Carry none of the pictures over; set down the material below exactly.

▶ _GIVEN DATA_

>> Begin

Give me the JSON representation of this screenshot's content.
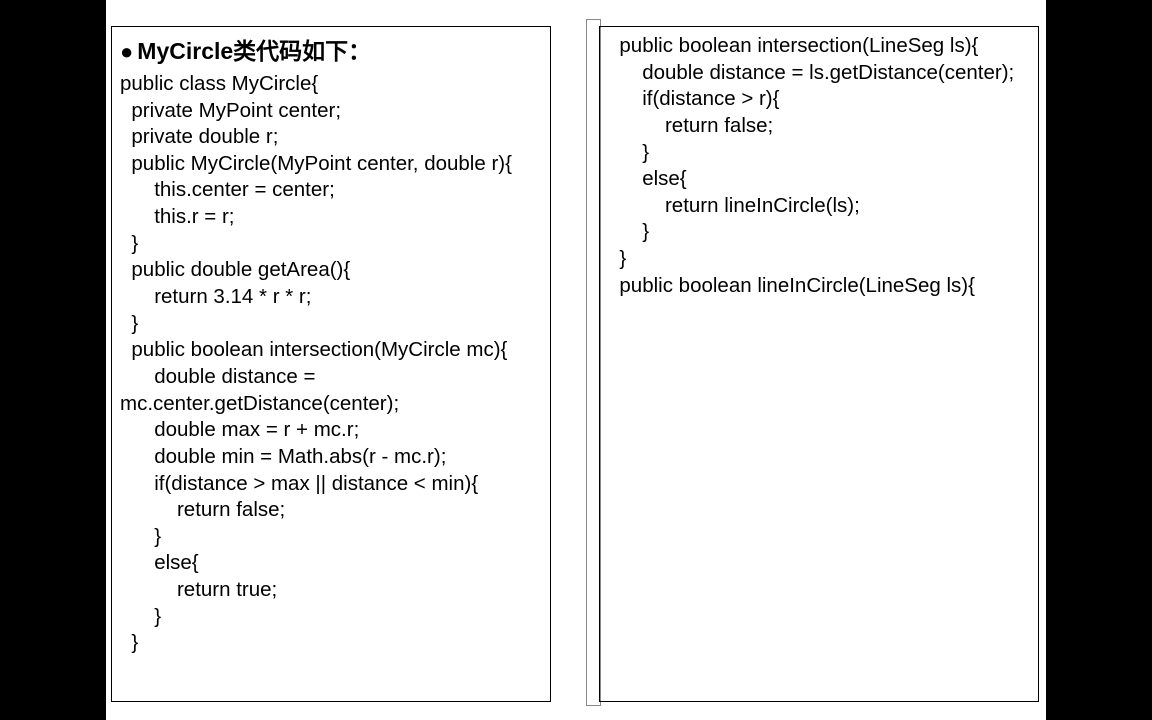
{
  "heading": "MyCircle类代码如下：",
  "left_code": "public class MyCircle{\n  private MyPoint center;\n  private double r;\n  public MyCircle(MyPoint center, double r){\n      this.center = center;\n      this.r = r;\n  }\n  public double getArea(){\n      return 3.14 * r * r;\n  }\n  public boolean intersection(MyCircle mc){\n      double distance = mc.center.getDistance(center);\n      double max = r + mc.r;\n      double min = Math.abs(r - mc.r);\n      if(distance > max || distance < min){\n          return false;\n      }\n      else{\n          return true;\n      }\n  }",
  "right_code": "  public boolean intersection(LineSeg ls){\n      double distance = ls.getDistance(center);\n      if(distance > r){\n          return false;\n      }\n      else{\n          return lineInCircle(ls);\n      }\n  }\n  public boolean lineInCircle(LineSeg ls){"
}
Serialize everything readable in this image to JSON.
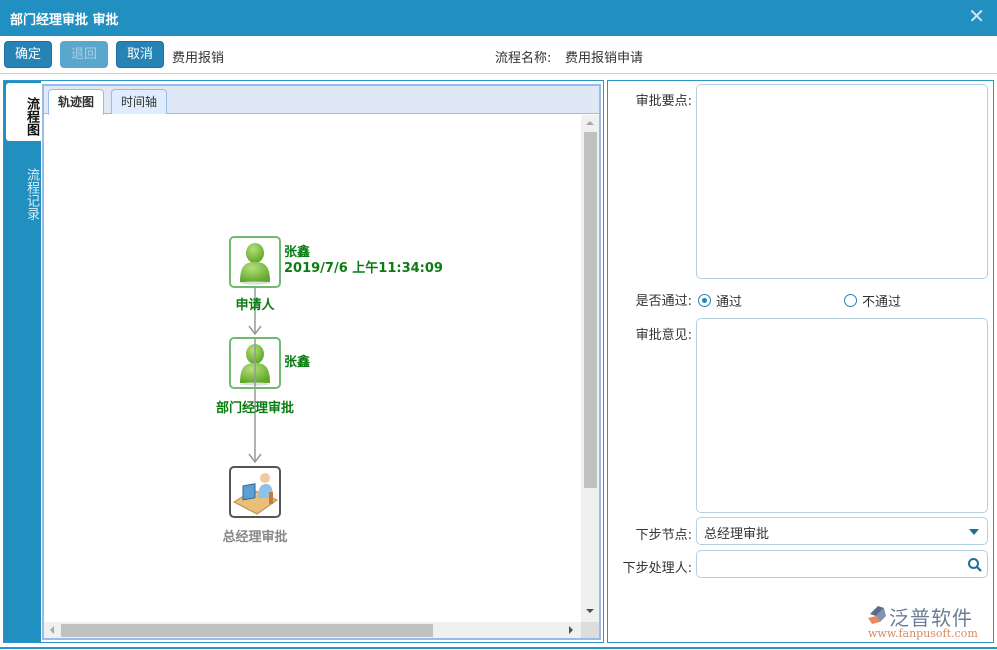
{
  "window": {
    "title": "部门经理审批 审批",
    "close_icon": "close-icon"
  },
  "toolbar": {
    "confirm_label": "确定",
    "return_label": "退回",
    "cancel_label": "取消",
    "form_type": "费用报销",
    "process_name_label": "流程名称:",
    "process_name_value": "费用报销申请"
  },
  "side_tabs": [
    {
      "label": "流程图",
      "active": true
    },
    {
      "label": "流程记录",
      "active": false
    }
  ],
  "view_tabs": [
    {
      "label": "轨迹图",
      "active": true
    },
    {
      "label": "时间轴",
      "active": false
    }
  ],
  "flow": {
    "nodes": [
      {
        "label": "申请人",
        "person": "张鑫",
        "time": "2019/7/6 上午11:34:09",
        "status": "done",
        "icon": "user-icon"
      },
      {
        "label": "部门经理审批",
        "person": "张鑫",
        "time": "",
        "status": "done",
        "icon": "user-icon"
      },
      {
        "label": "总经理审批",
        "person": "",
        "time": "",
        "status": "pending",
        "icon": "worker-at-desk-icon"
      }
    ]
  },
  "form": {
    "key_points_label": "审批要点:",
    "key_points_value": "",
    "pass_label": "是否通过:",
    "pass_options": [
      {
        "label": "通过",
        "checked": true
      },
      {
        "label": "不通过",
        "checked": false
      }
    ],
    "opinion_label": "审批意见:",
    "opinion_value": "",
    "next_node_label": "下步节点:",
    "next_node_value": "总经理审批",
    "next_handler_label": "下步处理人:",
    "next_handler_value": ""
  },
  "watermark": {
    "brand": "泛普软件",
    "url": "www.fanpusoft.com"
  },
  "colors": {
    "primary": "#2190c0",
    "done_green": "#0a7c12",
    "pending_grey": "#888888"
  }
}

>> End

▶ _THE RESULT_
Give me the JSON representation of this screenshot's content.
{
  "heading": "MyCircle类代码如下：",
  "left_code": "public class MyCircle{\n  private MyPoint center;\n  private double r;\n  public MyCircle(MyPoint center, double r){\n      this.center = center;\n      this.r = r;\n  }\n  public double getArea(){\n      return 3.14 * r * r;\n  }\n  public boolean intersection(MyCircle mc){\n      double distance = mc.center.getDistance(center);\n      double max = r + mc.r;\n      double min = Math.abs(r - mc.r);\n      if(distance > max || distance < min){\n          return false;\n      }\n      else{\n          return true;\n      }\n  }",
  "right_code": "  public boolean intersection(LineSeg ls){\n      double distance = ls.getDistance(center);\n      if(distance > r){\n          return false;\n      }\n      else{\n          return lineInCircle(ls);\n      }\n  }\n  public boolean lineInCircle(LineSeg ls){"
}
Serialize everything readable in this image to JSON.
{
  "window": {
    "title": "部门经理审批 审批",
    "close_icon": "close-icon"
  },
  "toolbar": {
    "confirm_label": "确定",
    "return_label": "退回",
    "cancel_label": "取消",
    "form_type": "费用报销",
    "process_name_label": "流程名称:",
    "process_name_value": "费用报销申请"
  },
  "side_tabs": [
    {
      "label": "流程图",
      "active": true
    },
    {
      "label": "流程记录",
      "active": false
    }
  ],
  "view_tabs": [
    {
      "label": "轨迹图",
      "active": true
    },
    {
      "label": "时间轴",
      "active": false
    }
  ],
  "flow": {
    "nodes": [
      {
        "label": "申请人",
        "person": "张鑫",
        "time": "2019/7/6 上午11:34:09",
        "status": "done",
        "icon": "user-icon"
      },
      {
        "label": "部门经理审批",
        "person": "张鑫",
        "time": "",
        "status": "done",
        "icon": "user-icon"
      },
      {
        "label": "总经理审批",
        "person": "",
        "time": "",
        "status": "pending",
        "icon": "worker-at-desk-icon"
      }
    ]
  },
  "form": {
    "key_points_label": "审批要点:",
    "key_points_value": "",
    "pass_label": "是否通过:",
    "pass_options": [
      {
        "label": "通过",
        "checked": true
      },
      {
        "label": "不通过",
        "checked": false
      }
    ],
    "opinion_label": "审批意见:",
    "opinion_value": "",
    "next_node_label": "下步节点:",
    "next_node_value": "总经理审批",
    "next_handler_label": "下步处理人:",
    "next_handler_value": ""
  },
  "watermark": {
    "brand": "泛普软件",
    "url": "www.fanpusoft.com"
  },
  "colors": {
    "primary": "#2190c0",
    "done_green": "#0a7c12",
    "pending_grey": "#888888"
  }
}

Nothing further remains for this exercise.